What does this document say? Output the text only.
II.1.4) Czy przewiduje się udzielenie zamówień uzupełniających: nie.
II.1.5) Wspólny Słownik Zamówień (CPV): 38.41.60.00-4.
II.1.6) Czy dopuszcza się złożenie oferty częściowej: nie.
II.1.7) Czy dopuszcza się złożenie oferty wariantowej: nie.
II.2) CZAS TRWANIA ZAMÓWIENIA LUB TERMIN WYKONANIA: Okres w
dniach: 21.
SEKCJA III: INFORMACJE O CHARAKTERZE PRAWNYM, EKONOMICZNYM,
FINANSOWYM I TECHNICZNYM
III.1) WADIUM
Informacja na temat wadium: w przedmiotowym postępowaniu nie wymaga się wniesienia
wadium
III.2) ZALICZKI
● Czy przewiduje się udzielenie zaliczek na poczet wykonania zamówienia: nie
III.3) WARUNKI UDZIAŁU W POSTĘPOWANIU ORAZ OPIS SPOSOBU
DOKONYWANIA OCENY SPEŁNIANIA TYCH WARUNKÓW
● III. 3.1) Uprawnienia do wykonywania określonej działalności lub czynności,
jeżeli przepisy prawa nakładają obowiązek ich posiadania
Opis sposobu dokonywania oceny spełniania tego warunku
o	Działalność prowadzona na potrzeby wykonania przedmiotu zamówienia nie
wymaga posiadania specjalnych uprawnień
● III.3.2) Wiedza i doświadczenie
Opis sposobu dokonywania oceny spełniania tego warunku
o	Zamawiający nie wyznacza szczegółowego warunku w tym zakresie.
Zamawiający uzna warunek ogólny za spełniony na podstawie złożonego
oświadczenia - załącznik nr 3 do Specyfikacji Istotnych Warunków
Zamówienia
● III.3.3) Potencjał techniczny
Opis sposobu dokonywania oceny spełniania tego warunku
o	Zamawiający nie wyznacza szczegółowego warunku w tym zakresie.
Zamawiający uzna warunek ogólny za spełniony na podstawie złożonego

---

Repeat the data above, word for word.

EXERCISE ANSWER:
What does this document say? Output the text only.
II.1.4) Czy przewiduje się udzielenie zamówień uzupełniających: nie.
II.1.5) Wspólny Słownik Zamówień (CPV): 38.41.60.00-4.
II.1.6) Czy dopuszcza się złożenie oferty częściowej: nie.
II.1.7) Czy dopuszcza się złożenie oferty wariantowej: nie.
II.2) CZAS TRWANIA ZAMÓWIENIA LUB TERMIN WYKONANIA: Okres w
dniach: 21.
SEKCJA III: INFORMACJE O CHARAKTERZE PRAWNYM, EKONOMICZNYM,
FINANSOWYM I TECHNICZNYM
III.1) WADIUM
Informacja na temat wadium: w przedmiotowym postępowaniu nie wymaga się wniesienia
wadium
III.2) ZALICZKI
● Czy przewiduje się udzielenie zaliczek na poczet wykonania zamówienia: nie
III.3) WARUNKI UDZIAŁU W POSTĘPOWANIU ORAZ OPIS SPOSOBU
DOKONYWANIA OCENY SPEŁNIANIA TYCH WARUNKÓW
● III. 3.1) Uprawnienia do wykonywania określonej działalności lub czynności,
jeżeli przepisy prawa nakładają obowiązek ich posiadania
Opis sposobu dokonywania oceny spełniania tego warunku
o	Działalność prowadzona na potrzeby wykonania przedmiotu zamówienia nie
wymaga posiadania specjalnych uprawnień
● III.3.2) Wiedza i doświadczenie
Opis sposobu dokonywania oceny spełniania tego warunku
o	Zamawiający nie wyznacza szczegółowego warunku w tym zakresie.
Zamawiający uzna warunek ogólny za spełniony na podstawie złożonego
oświadczenia - załącznik nr 3 do Specyfikacji Istotnych Warunków
Zamówienia
● III.3.3) Potencjał techniczny
Opis sposobu dokonywania oceny spełniania tego warunku
o	Zamawiający nie wyznacza szczegółowego warunku w tym zakresie.
Zamawiający uzna warunek ogólny za spełniony na podstawie złożonego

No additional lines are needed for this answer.